++++ Supplied material ++++

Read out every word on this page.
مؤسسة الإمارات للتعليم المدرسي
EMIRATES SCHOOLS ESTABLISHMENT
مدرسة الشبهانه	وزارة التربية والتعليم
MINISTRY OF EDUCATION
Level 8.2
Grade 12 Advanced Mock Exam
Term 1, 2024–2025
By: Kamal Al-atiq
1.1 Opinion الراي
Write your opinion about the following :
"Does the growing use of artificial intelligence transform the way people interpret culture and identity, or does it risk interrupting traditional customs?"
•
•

++++
++++ Supplied material ++++

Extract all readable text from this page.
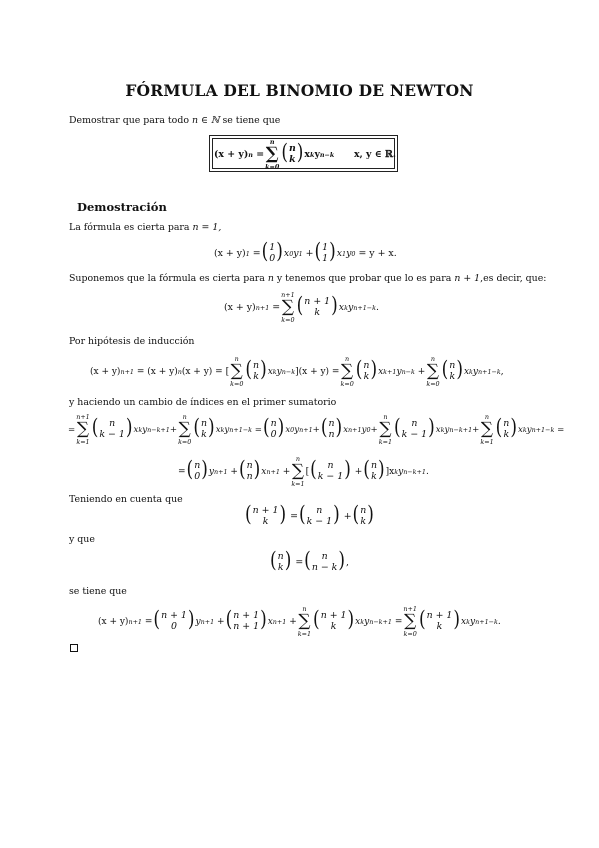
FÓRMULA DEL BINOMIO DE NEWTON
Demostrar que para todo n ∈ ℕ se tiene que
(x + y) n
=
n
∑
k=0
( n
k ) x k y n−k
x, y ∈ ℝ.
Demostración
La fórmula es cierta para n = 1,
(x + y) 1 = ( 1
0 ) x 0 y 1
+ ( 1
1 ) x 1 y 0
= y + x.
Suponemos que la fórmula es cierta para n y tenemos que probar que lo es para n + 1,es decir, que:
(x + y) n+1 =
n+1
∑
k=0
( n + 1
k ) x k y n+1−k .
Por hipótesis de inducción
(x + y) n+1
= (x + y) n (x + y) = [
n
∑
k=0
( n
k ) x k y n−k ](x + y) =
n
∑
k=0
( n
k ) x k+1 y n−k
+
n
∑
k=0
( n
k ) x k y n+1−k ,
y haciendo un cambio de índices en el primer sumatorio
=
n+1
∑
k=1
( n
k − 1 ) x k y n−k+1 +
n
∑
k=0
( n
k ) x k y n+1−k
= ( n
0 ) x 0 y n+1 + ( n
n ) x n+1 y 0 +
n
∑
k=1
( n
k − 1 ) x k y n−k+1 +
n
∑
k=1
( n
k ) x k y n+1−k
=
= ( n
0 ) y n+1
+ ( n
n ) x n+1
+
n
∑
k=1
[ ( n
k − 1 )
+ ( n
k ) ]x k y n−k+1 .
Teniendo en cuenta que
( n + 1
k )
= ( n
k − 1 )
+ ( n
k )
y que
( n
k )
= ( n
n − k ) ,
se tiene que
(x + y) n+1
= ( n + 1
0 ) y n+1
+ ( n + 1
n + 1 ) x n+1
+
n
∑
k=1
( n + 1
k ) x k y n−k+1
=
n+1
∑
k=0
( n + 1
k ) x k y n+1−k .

++++
++++ Supplied material ++++

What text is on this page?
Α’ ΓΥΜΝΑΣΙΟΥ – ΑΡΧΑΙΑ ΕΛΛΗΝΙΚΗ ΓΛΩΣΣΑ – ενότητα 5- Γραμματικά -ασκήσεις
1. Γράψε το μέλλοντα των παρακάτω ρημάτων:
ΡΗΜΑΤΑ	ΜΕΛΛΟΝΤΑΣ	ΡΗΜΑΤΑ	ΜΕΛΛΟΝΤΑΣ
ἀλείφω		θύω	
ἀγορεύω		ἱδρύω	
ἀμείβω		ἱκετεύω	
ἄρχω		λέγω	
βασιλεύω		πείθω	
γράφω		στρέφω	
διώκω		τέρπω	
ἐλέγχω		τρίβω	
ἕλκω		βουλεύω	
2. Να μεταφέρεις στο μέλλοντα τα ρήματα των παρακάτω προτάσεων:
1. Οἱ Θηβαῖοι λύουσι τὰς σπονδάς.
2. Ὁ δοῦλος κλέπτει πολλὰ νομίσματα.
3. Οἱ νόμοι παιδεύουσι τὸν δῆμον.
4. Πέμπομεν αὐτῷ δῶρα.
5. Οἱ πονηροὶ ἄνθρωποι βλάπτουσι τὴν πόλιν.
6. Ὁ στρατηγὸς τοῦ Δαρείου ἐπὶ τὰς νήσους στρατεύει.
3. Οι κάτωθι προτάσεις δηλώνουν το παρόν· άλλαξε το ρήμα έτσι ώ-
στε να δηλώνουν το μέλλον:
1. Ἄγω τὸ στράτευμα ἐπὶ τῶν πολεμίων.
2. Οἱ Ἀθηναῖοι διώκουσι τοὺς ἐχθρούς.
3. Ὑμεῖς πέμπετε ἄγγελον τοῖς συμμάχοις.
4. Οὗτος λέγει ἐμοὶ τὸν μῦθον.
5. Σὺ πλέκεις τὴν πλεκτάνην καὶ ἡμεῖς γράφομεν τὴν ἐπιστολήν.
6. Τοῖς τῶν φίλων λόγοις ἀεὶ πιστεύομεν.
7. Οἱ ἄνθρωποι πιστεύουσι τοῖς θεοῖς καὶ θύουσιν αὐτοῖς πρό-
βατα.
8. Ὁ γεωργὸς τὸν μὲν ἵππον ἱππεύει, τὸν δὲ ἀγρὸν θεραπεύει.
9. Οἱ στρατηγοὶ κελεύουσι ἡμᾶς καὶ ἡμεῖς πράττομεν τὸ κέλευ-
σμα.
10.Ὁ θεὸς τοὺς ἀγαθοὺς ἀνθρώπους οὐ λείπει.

++++

What you should do —
Copy the lines from the entries above in which the word "page" appears.

Result of the task —
Read out every word on this page.
Extract all readable text from this page.
What text is on this page?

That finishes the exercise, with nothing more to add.